Raw listing:
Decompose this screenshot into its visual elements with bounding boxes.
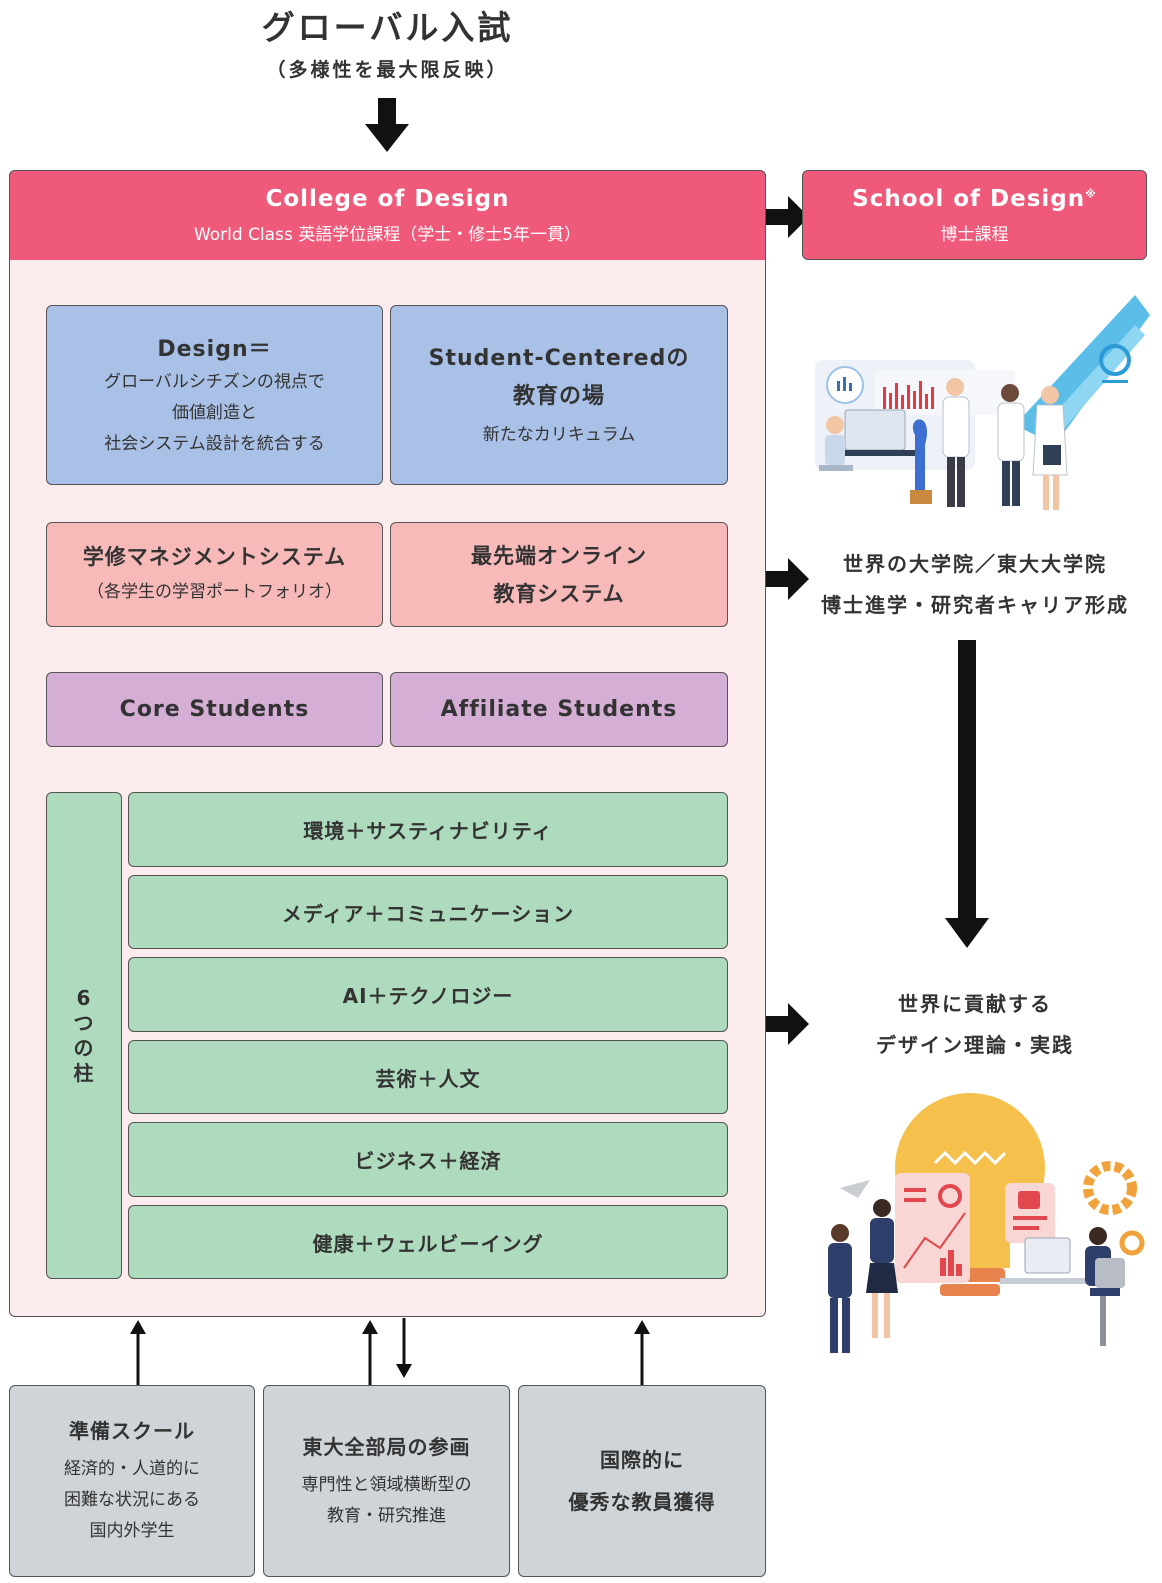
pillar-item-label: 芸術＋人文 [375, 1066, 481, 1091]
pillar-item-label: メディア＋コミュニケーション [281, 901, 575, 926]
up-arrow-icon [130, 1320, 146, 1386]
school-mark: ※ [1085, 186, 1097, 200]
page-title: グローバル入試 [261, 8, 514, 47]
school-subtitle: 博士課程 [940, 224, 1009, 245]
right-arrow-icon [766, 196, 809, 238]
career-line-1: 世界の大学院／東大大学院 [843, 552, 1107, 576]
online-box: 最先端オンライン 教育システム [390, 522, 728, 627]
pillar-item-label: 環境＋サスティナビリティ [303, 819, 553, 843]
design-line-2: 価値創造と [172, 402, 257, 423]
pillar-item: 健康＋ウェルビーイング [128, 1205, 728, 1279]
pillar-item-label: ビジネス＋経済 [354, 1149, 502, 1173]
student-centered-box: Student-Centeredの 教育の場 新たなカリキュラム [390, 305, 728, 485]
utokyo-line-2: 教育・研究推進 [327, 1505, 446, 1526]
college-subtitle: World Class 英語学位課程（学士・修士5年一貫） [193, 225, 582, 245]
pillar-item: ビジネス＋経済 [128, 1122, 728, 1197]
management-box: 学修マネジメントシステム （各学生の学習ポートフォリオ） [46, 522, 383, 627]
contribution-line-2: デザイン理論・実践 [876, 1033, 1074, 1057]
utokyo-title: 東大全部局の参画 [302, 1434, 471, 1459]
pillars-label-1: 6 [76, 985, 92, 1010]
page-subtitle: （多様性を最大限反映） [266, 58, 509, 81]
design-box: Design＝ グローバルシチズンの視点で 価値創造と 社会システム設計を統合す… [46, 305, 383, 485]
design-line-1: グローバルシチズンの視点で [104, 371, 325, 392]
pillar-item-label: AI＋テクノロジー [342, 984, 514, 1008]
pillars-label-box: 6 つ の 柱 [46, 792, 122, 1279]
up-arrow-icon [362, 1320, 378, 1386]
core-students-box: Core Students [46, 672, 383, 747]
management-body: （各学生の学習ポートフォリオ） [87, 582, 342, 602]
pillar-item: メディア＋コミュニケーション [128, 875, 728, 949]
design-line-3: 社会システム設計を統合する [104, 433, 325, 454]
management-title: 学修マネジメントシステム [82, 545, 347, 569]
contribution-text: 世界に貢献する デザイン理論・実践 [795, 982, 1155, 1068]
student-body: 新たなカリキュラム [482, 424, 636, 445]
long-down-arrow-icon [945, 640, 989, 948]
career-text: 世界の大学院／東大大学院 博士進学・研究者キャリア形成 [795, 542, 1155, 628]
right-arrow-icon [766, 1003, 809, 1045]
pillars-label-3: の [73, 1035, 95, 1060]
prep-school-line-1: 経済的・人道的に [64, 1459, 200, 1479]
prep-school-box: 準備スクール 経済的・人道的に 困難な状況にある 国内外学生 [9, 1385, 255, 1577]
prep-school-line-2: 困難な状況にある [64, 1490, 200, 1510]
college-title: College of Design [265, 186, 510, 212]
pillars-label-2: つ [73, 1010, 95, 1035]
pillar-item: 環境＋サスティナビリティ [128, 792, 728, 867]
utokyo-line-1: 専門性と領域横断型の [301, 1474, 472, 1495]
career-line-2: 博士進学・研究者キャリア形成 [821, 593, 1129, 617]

* Task requirements
Rewrite the listing above as a Markdown table with the columns Row and Line, numbering each line in order and skipping blank lines. Leave the pictures out.

* Correct result
| Row | Line |
|---|---|
| 1 | Decompose this screenshot into its visual elements with bounding boxes. |
| 2 | pillar-item-label: 芸術＋人文 [375, 1066, 481, 1091] |
| 3 | pillar-item-label: メディア＋コミュニケーション [281, 901, 575, 926] |
| 4 | up-arrow-icon [130, 1320, 146, 1386] |
| 5 | school-mark: ※ [1085, 186, 1097, 200] |
| 6 | page-title: グローバル入試 [261, 8, 514, 47] |
| 7 | school-subtitle: 博士課程 [940, 224, 1009, 245] |
| 8 | right-arrow-icon [766, 196, 809, 238] |
| 9 | career-line-1: 世界の大学院／東大大学院 [843, 552, 1107, 576] |
| 10 | online-box: 最先端オンライン 教育システム [390, 522, 728, 627] |
| 11 | pillar-item-label: 環境＋サスティナビリティ [303, 819, 553, 843] |
| 12 | design-line-2: 価値創造と [172, 402, 257, 423] |
| 13 | pillar-item: 健康＋ウェルビーイング [128, 1205, 728, 1279] |
| 14 | pillar-item-label: ビジネス＋経済 [354, 1149, 502, 1173] |
| 15 | student-centered-box: Student-Centeredの 教育の場 新たなカリキュラム [390, 305, 728, 485] |
| 16 | utokyo-line-2: 教育・研究推進 [327, 1505, 446, 1526] |
| 17 | college-subtitle: World Class 英語学位課程（学士・修士5年一貫） [193, 225, 582, 245] |
| 18 | pillar-item: ビジネス＋経済 [128, 1122, 728, 1197] |
| 19 | management-box: 学修マネジメントシステム （各学生の学習ポートフォリオ） [46, 522, 383, 627] |
| 20 | contribution-line-2: デザイン理論・実践 [876, 1033, 1074, 1057] |
| 21 | utokyo-title: 東大全部局の参画 [302, 1434, 471, 1459] |
| 22 | pillars-label-1: 6 [76, 985, 92, 1010] |
| 23 | page-subtitle: （多様性を最大限反映） [266, 58, 509, 81] |
| 24 | design-box: Design＝ グローバルシチズンの視点で 価値創造と 社会システム設計を統合す… [46, 305, 383, 485] |
| 25 | design-line-1: グローバルシチズンの視点で [104, 371, 325, 392] |
| 26 | pillar-item-label: AI＋テクノロジー [342, 984, 514, 1008] |
| 27 | pillars-label-box: 6 つ の 柱 [46, 792, 122, 1279] |
| 28 | up-arrow-icon [362, 1320, 378, 1386] |
| 29 | core-students-box: Core Students [46, 672, 383, 747] |
| 30 | management-body: （各学生の学習ポートフォリオ） [87, 582, 342, 602] |
| 31 | pillar-item: メディア＋コミュニケーション [128, 875, 728, 949] |
| 32 | design-line-3: 社会システム設計を統合する [104, 433, 325, 454] |
| 33 | management-title: 学修マネジメントシステム [82, 545, 347, 569] |
| 34 | contribution-text: 世界に貢献する デザイン理論・実践 [795, 982, 1155, 1068] |
| 35 | student-body: 新たなカリキュラム [482, 424, 636, 445] |
| 36 | long-down-arrow-icon [945, 640, 989, 948] |
| 37 | career-text: 世界の大学院／東大大学院 博士進学・研究者キャリア形成 [795, 542, 1155, 628] |
| 38 | right-arrow-icon [766, 1003, 809, 1045] |
| 39 | pillars-label-3: の [73, 1035, 95, 1060] |
| 40 | prep-school-line-1: 経済的・人道的に [64, 1459, 200, 1479] |
| 41 | prep-school-box: 準備スクール 経済的・人道的に 困難な状況にある 国内外学生 [9, 1385, 255, 1577] |
| 42 | prep-school-line-2: 困難な状況にある [64, 1490, 200, 1510] |
| 43 | college-title: College of Design [265, 186, 510, 212] |
| 44 | pillars-label-2: つ [73, 1010, 95, 1035] |
| 45 | pillar-item: 環境＋サスティナビリティ [128, 792, 728, 867] |
| 46 | utokyo-line-1: 専門性と領域横断型の [301, 1474, 472, 1495] |
| 47 | career-line-2: 博士進学・研究者キャリア形成 [821, 593, 1129, 617] |